• EXERCISE INSTRUCTIONS
Write out the listing below again, precisely as it is given.

• INFORMATION GIVEN
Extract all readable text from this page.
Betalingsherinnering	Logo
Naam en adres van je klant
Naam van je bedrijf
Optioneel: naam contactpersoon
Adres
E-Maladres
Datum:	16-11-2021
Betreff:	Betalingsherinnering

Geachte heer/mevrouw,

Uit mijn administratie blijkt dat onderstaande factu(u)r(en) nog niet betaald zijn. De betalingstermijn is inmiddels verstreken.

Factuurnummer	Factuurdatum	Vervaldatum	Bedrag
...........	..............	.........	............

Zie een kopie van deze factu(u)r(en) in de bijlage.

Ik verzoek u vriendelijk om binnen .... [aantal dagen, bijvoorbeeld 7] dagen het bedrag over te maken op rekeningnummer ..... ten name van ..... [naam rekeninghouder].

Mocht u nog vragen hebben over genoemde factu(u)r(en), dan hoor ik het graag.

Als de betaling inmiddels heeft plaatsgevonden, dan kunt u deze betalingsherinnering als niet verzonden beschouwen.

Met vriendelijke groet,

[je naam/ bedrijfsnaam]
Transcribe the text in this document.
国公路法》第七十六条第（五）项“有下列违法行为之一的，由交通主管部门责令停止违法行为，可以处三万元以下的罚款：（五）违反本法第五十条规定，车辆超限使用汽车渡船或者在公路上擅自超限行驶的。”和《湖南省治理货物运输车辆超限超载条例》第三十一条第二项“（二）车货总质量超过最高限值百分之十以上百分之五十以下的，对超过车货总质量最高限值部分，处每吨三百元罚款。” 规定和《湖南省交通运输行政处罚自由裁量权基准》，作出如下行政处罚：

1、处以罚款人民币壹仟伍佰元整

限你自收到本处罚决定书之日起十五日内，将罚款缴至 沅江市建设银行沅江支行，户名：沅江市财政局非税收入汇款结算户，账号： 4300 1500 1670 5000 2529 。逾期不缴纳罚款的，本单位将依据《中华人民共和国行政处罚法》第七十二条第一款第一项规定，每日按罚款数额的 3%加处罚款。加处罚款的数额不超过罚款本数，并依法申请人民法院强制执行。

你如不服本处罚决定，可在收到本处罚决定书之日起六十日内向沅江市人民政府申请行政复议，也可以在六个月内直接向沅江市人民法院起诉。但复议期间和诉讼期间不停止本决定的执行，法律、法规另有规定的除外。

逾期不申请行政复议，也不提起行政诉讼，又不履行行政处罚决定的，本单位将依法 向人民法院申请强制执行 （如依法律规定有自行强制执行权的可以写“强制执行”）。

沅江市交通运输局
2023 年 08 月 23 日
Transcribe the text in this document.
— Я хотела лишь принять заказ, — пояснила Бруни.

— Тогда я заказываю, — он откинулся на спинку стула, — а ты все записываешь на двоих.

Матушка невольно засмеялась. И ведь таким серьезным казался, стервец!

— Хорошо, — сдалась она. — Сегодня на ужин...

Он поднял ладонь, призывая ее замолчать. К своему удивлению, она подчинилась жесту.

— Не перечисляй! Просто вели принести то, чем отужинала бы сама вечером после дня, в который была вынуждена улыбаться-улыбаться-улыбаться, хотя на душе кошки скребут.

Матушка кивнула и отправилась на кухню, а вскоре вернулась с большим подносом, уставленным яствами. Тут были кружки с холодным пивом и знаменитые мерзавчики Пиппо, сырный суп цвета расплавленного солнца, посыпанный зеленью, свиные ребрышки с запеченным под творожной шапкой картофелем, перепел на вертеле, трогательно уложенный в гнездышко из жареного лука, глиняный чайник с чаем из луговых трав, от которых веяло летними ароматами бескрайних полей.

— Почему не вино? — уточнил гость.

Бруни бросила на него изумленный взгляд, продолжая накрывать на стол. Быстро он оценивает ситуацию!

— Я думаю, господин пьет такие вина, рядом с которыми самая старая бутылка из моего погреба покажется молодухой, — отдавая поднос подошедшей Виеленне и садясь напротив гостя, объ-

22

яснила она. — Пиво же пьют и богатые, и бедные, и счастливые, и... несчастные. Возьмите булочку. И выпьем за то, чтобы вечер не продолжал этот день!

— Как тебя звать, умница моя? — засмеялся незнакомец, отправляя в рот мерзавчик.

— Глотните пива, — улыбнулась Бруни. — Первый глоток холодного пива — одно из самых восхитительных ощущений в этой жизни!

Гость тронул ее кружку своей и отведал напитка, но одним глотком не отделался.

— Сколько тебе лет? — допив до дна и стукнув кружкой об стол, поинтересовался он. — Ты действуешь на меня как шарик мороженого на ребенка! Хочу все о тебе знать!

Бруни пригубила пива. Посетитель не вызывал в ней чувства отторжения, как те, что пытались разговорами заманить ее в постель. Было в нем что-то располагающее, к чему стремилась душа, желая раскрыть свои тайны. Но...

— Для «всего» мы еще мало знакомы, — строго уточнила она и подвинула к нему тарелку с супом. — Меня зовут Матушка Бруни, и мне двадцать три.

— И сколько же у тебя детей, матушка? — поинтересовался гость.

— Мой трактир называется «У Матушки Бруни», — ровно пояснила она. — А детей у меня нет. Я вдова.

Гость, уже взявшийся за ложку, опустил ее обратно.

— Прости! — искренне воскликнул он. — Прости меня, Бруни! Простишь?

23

• EXERCISE SOLUTION
Extract all readable text from this page.
Betalingsherinnering	Logo
Naam en adres van je klant
Naam van je bedrijf
Optioneel: naam contactpersoon
Adres
E-Maladres
Datum:	16-11-2021
Betreff:	Betalingsherinnering

Geachte heer/mevrouw,

Uit mijn administratie blijkt dat onderstaande factu(u)r(en) nog niet betaald zijn. De betalingstermijn is inmiddels verstreken.

Factuurnummer	Factuurdatum	Vervaldatum	Bedrag
...........	..............	.........	............

Zie een kopie van deze factu(u)r(en) in de bijlage.

Ik verzoek u vriendelijk om binnen .... [aantal dagen, bijvoorbeeld 7] dagen het bedrag over te maken op rekeningnummer ..... ten name van ..... [naam rekeninghouder].

Mocht u nog vragen hebben over genoemde factu(u)r(en), dan hoor ik het graag.

Als de betaling inmiddels heeft plaatsgevonden, dan kunt u deze betalingsherinnering als niet verzonden beschouwen.

Met vriendelijke groet,

[je naam/ bedrijfsnaam]
Transcribe the text in this document.
国公路法》第七十六条第（五）项“有下列违法行为之一的，由交通主管部门责令停止违法行为，可以处三万元以下的罚款：（五）违反本法第五十条规定，车辆超限使用汽车渡船或者在公路上擅自超限行驶的。”和《湖南省治理货物运输车辆超限超载条例》第三十一条第二项“（二）车货总质量超过最高限值百分之十以上百分之五十以下的，对超过车货总质量最高限值部分，处每吨三百元罚款。” 规定和《湖南省交通运输行政处罚自由裁量权基准》，作出如下行政处罚：

1、处以罚款人民币壹仟伍佰元整

限你自收到本处罚决定书之日起十五日内，将罚款缴至 沅江市建设银行沅江支行，户名：沅江市财政局非税收入汇款结算户，账号： 4300 1500 1670 5000 2529 。逾期不缴纳罚款的，本单位将依据《中华人民共和国行政处罚法》第七十二条第一款第一项规定，每日按罚款数额的 3%加处罚款。加处罚款的数额不超过罚款本数，并依法申请人民法院强制执行。

你如不服本处罚决定，可在收到本处罚决定书之日起六十日内向沅江市人民政府申请行政复议，也可以在六个月内直接向沅江市人民法院起诉。但复议期间和诉讼期间不停止本决定的执行，法律、法规另有规定的除外。

逾期不申请行政复议，也不提起行政诉讼，又不履行行政处罚决定的，本单位将依法 向人民法院申请强制执行 （如依法律规定有自行强制执行权的可以写“强制执行”）。

沅江市交通运输局
2023 年 08 月 23 日
Transcribe the text in this document.
— Я хотела лишь принять заказ, — пояснила Бруни.

— Тогда я заказываю, — он откинулся на спинку стула, — а ты все записываешь на двоих.

Матушка невольно засмеялась. И ведь таким серьезным казался, стервец!

— Хорошо, — сдалась она. — Сегодня на ужин...

Он поднял ладонь, призывая ее замолчать. К своему удивлению, она подчинилась жесту.

— Не перечисляй! Просто вели принести то, чем отужинала бы сама вечером после дня, в который была вынуждена улыбаться-улыбаться-улыбаться, хотя на душе кошки скребут.

Матушка кивнула и отправилась на кухню, а вскоре вернулась с большим подносом, уставленным яствами. Тут были кружки с холодным пивом и знаменитые мерзавчики Пиппо, сырный суп цвета расплавленного солнца, посыпанный зеленью, свиные ребрышки с запеченным под творожной шапкой картофелем, перепел на вертеле, трогательно уложенный в гнездышко из жареного лука, глиняный чайник с чаем из луговых трав, от которых веяло летними ароматами бескрайних полей.

— Почему не вино? — уточнил гость.

Бруни бросила на него изумленный взгляд, продолжая накрывать на стол. Быстро он оценивает ситуацию!

— Я думаю, господин пьет такие вина, рядом с которыми самая старая бутылка из моего погреба покажется молодухой, — отдавая поднос подошедшей Виеленне и садясь напротив гостя, объ-

22

яснила она. — Пиво же пьют и богатые, и бедные, и счастливые, и... несчастные. Возьмите булочку. И выпьем за то, чтобы вечер не продолжал этот день!

— Как тебя звать, умница моя? — засмеялся незнакомец, отправляя в рот мерзавчик.

— Глотните пива, — улыбнулась Бруни. — Первый глоток холодного пива — одно из самых восхитительных ощущений в этой жизни!

Гость тронул ее кружку своей и отведал напитка, но одним глотком не отделался.

— Сколько тебе лет? — допив до дна и стукнув кружкой об стол, поинтересовался он. — Ты действуешь на меня как шарик мороженого на ребенка! Хочу все о тебе знать!

Бруни пригубила пива. Посетитель не вызывал в ней чувства отторжения, как те, что пытались разговорами заманить ее в постель. Было в нем что-то располагающее, к чему стремилась душа, желая раскрыть свои тайны. Но...

— Для «всего» мы еще мало знакомы, — строго уточнила она и подвинула к нему тарелку с супом. — Меня зовут Матушка Бруни, и мне двадцать три.

— И сколько же у тебя детей, матушка? — поинтересовался гость.

— Мой трактир называется «У Матушки Бруни», — ровно пояснила она. — А детей у меня нет. Я вдова.

Гость, уже взявшийся за ложку, опустил ее обратно.

— Прости! — искренне воскликнул он. — Прости меня, Бруни! Простишь?

23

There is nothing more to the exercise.